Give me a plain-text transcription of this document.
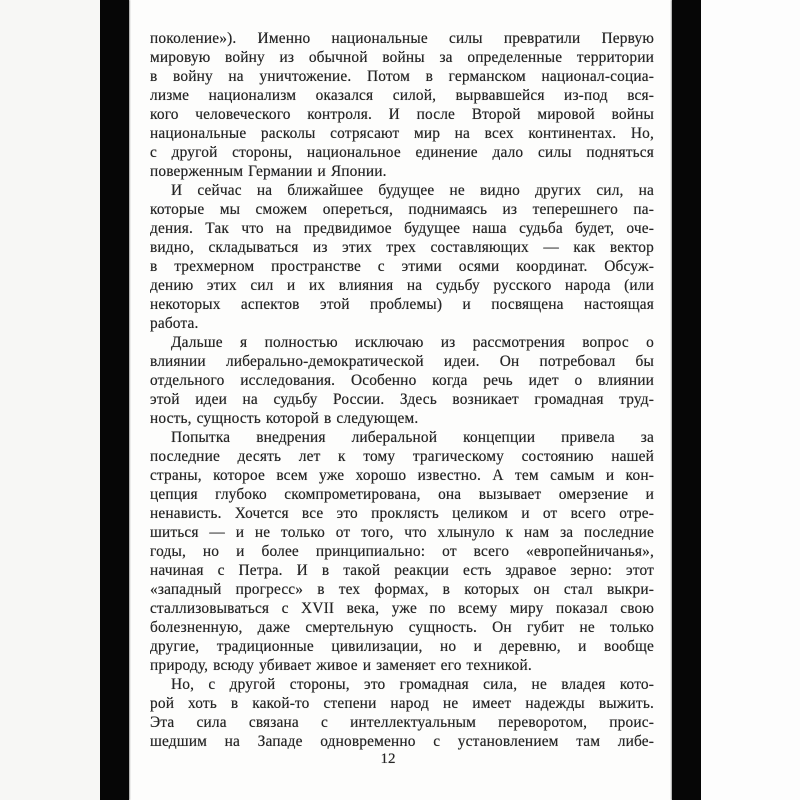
поколение»). Именно национальные силы превратили Первую
мировую войну из обычной войны за определенные территории
в войну на уничтожение. Потом в германском национал-социа-
лизме национализм оказался силой, вырвавшейся из-под вся-
кого человеческого контроля. И после Второй мировой войны
национальные расколы сотрясают мир на всех континентах. Но,
с другой стороны, национальное единение дало силы подняться
поверженным Германии и Японии.
И сейчас на ближайшее будущее не видно других сил, на
которые мы сможем опереться, поднимаясь из теперешнего па-
дения. Так что на предвидимое будущее наша судьба будет, оче-
видно, складываться из этих трех составляющих — как вектор
в трехмерном пространстве с этими осями координат. Обсуж-
дению этих сил и их влияния на судьбу русского народа (или
некоторых аспектов этой проблемы) и посвящена настоящая
работа.
Дальше я полностью исключаю из рассмотрения вопрос о
влиянии либерально-демократической идеи. Он потребовал бы
отдельного исследования. Особенно когда речь идет о влиянии
этой идеи на судьбу России. Здесь возникает громадная труд-
ность, сущность которой в следующем.
Попытка внедрения либеральной концепции привела за
последние десять лет к тому трагическому состоянию нашей
страны, которое всем уже хорошо известно. А тем самым и кон-
цепция глубоко скомпрометирована, она вызывает омерзение и
ненависть. Хочется все это проклясть целиком и от всего отре-
шиться — и не только от того, что хлынуло к нам за последние
годы, но и более принципиально: от всего «европейничанья»,
начиная с Петра. И в такой реакции есть здравое зерно: этот
«западный прогресс» в тех формах, в которых он стал выкри-
сталлизовываться с XVII века, уже по всему миру показал свою
болезненную, даже смертельную сущность. Он губит не только
другие, традиционные цивилизации, но и деревню, и вообще
природу, всюду убивает живое и заменяет его техникой.
Но, с другой стороны, это громадная сила, не владея кото-
рой хоть в какой-то степени народ не имеет надежды выжить.
Эта сила связана с интеллектуальным переворотом, проис-
шедшим на Западе одновременно с установлением там либе-
12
..........
## WORK REQUIRED
Give the number of lines in the records that contain the string "видно", with no other output.

## RESPONSE TO THE TASK
2